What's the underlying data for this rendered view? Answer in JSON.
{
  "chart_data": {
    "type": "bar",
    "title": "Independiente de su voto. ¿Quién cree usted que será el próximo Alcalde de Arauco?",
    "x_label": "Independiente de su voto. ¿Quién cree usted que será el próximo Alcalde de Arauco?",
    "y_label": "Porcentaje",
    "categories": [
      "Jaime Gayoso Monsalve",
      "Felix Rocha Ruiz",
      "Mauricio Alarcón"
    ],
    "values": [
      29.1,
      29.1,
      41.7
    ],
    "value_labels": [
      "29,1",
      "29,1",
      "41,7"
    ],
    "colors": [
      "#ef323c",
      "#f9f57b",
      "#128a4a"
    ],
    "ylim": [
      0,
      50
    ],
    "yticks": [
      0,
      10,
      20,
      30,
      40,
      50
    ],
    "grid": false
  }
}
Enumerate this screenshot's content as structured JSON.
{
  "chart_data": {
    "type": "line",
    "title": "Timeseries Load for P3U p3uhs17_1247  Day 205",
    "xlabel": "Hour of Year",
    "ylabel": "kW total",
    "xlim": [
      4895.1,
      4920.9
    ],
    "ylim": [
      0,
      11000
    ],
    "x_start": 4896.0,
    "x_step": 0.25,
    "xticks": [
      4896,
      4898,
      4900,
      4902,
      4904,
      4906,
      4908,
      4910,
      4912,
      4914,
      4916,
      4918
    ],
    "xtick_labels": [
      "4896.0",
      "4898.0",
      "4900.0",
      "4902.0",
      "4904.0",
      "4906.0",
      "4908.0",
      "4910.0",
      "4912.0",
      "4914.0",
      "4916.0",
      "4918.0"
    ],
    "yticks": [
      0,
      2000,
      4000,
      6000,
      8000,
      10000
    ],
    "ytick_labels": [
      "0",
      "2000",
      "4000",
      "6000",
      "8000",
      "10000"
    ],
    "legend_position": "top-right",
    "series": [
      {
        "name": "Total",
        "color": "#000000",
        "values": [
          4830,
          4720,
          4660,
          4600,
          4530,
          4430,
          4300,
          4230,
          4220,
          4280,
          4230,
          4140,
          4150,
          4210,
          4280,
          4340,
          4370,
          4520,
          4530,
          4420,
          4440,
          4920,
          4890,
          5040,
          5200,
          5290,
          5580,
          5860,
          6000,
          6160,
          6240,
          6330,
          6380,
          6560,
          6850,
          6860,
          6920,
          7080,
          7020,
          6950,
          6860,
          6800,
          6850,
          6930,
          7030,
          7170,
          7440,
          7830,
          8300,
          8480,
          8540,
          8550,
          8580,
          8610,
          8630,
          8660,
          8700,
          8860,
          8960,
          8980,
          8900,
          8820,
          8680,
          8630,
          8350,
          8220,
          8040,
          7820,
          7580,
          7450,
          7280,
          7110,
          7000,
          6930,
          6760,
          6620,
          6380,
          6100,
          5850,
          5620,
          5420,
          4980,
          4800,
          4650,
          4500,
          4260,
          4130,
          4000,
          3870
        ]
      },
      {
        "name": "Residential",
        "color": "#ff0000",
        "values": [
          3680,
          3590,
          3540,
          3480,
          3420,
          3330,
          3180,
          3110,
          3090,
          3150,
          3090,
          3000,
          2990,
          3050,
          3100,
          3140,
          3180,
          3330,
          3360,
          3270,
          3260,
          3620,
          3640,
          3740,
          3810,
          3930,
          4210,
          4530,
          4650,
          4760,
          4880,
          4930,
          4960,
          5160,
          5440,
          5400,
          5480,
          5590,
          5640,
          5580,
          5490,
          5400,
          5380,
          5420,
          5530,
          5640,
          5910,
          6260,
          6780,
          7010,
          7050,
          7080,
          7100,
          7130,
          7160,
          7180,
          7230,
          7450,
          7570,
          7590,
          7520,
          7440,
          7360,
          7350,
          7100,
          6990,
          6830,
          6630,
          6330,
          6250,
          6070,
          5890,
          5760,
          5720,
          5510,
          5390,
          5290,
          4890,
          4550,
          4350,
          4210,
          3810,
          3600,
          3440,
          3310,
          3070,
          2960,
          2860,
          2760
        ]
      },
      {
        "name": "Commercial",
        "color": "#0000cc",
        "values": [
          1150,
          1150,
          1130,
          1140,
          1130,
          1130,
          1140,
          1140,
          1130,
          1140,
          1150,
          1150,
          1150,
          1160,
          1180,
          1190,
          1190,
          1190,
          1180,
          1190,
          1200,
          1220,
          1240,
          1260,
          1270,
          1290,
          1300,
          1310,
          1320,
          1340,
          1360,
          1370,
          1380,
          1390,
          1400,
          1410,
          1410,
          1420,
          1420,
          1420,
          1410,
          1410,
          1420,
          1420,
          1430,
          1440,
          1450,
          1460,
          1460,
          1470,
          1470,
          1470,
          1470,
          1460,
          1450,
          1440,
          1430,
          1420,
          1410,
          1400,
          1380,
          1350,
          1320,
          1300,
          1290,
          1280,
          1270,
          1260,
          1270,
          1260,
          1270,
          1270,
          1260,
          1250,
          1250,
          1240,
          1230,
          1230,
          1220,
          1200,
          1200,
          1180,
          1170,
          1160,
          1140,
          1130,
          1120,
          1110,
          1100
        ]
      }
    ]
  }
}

....

## [Stated exercise]
Reproduce each entry from the records above, character for character.

## [Correct result]
What's the underlying data for this rendered view? Answer in JSON.
{
  "chart_data": {
    "type": "bar",
    "title": "Independiente de su voto. ¿Quién cree usted que será el próximo Alcalde de Arauco?",
    "x_label": "Independiente de su voto. ¿Quién cree usted que será el próximo Alcalde de Arauco?",
    "y_label": "Porcentaje",
    "categories": [
      "Jaime Gayoso Monsalve",
      "Felix Rocha Ruiz",
      "Mauricio Alarcón"
    ],
    "values": [
      29.1,
      29.1,
      41.7
    ],
    "value_labels": [
      "29,1",
      "29,1",
      "41,7"
    ],
    "colors": [
      "#ef323c",
      "#f9f57b",
      "#128a4a"
    ],
    "ylim": [
      0,
      50
    ],
    "yticks": [
      0,
      10,
      20,
      30,
      40,
      50
    ],
    "grid": false
  }
}
Enumerate this screenshot's content as structured JSON.
{
  "chart_data": {
    "type": "line",
    "title": "Timeseries Load for P3U p3uhs17_1247  Day 205",
    "xlabel": "Hour of Year",
    "ylabel": "kW total",
    "xlim": [
      4895.1,
      4920.9
    ],
    "ylim": [
      0,
      11000
    ],
    "x_start": 4896.0,
    "x_step": 0.25,
    "xticks": [
      4896,
      4898,
      4900,
      4902,
      4904,
      4906,
      4908,
      4910,
      4912,
      4914,
      4916,
      4918
    ],
    "xtick_labels": [
      "4896.0",
      "4898.0",
      "4900.0",
      "4902.0",
      "4904.0",
      "4906.0",
      "4908.0",
      "4910.0",
      "4912.0",
      "4914.0",
      "4916.0",
      "4918.0"
    ],
    "yticks": [
      0,
      2000,
      4000,
      6000,
      8000,
      10000
    ],
    "ytick_labels": [
      "0",
      "2000",
      "4000",
      "6000",
      "8000",
      "10000"
    ],
    "legend_position": "top-right",
    "series": [
      {
        "name": "Total",
        "color": "#000000",
        "values": [
          4830,
          4720,
          4660,
          4600,
          4530,
          4430,
          4300,
          4230,
          4220,
          4280,
          4230,
          4140,
          4150,
          4210,
          4280,
          4340,
          4370,
          4520,
          4530,
          4420,
          4440,
          4920,
          4890,
          5040,
          5200,
          5290,
          5580,
          5860,
          6000,
          6160,
          6240,
          6330,
          6380,
          6560,
          6850,
          6860,
          6920,
          7080,
          7020,
          6950,
          6860,
          6800,
          6850,
          6930,
          7030,
          7170,
          7440,
          7830,
          8300,
          8480,
          8540,
          8550,
          8580,
          8610,
          8630,
          8660,
          8700,
          8860,
          8960,
          8980,
          8900,
          8820,
          8680,
          8630,
          8350,
          8220,
          8040,
          7820,
          7580,
          7450,
          7280,
          7110,
          7000,
          6930,
          6760,
          6620,
          6380,
          6100,
          5850,
          5620,
          5420,
          4980,
          4800,
          4650,
          4500,
          4260,
          4130,
          4000,
          3870
        ]
      },
      {
        "name": "Residential",
        "color": "#ff0000",
        "values": [
          3680,
          3590,
          3540,
          3480,
          3420,
          3330,
          3180,
          3110,
          3090,
          3150,
          3090,
          3000,
          2990,
          3050,
          3100,
          3140,
          3180,
          3330,
          3360,
          3270,
          3260,
          3620,
          3640,
          3740,
          3810,
          3930,
          4210,
          4530,
          4650,
          4760,
          4880,
          4930,
          4960,
          5160,
          5440,
          5400,
          5480,
          5590,
          5640,
          5580,
          5490,
          5400,
          5380,
          5420,
          5530,
          5640,
          5910,
          6260,
          6780,
          7010,
          7050,
          7080,
          7100,
          7130,
          7160,
          7180,
          7230,
          7450,
          7570,
          7590,
          7520,
          7440,
          7360,
          7350,
          7100,
          6990,
          6830,
          6630,
          6330,
          6250,
          6070,
          5890,
          5760,
          5720,
          5510,
          5390,
          5290,
          4890,
          4550,
          4350,
          4210,
          3810,
          3600,
          3440,
          3310,
          3070,
          2960,
          2860,
          2760
        ]
      },
      {
        "name": "Commercial",
        "color": "#0000cc",
        "values": [
          1150,
          1150,
          1130,
          1140,
          1130,
          1130,
          1140,
          1140,
          1130,
          1140,
          1150,
          1150,
          1150,
          1160,
          1180,
          1190,
          1190,
          1190,
          1180,
          1190,
          1200,
          1220,
          1240,
          1260,
          1270,
          1290,
          1300,
          1310,
          1320,
          1340,
          1360,
          1370,
          1380,
          1390,
          1400,
          1410,
          1410,
          1420,
          1420,
          1420,
          1410,
          1410,
          1420,
          1420,
          1430,
          1440,
          1450,
          1460,
          1460,
          1470,
          1470,
          1470,
          1470,
          1460,
          1450,
          1440,
          1430,
          1420,
          1410,
          1400,
          1380,
          1350,
          1320,
          1300,
          1290,
          1280,
          1270,
          1260,
          1270,
          1260,
          1270,
          1270,
          1260,
          1250,
          1250,
          1240,
          1230,
          1230,
          1220,
          1200,
          1200,
          1180,
          1170,
          1160,
          1140,
          1130,
          1120,
          1110,
          1100
        ]
      }
    ]
  }
}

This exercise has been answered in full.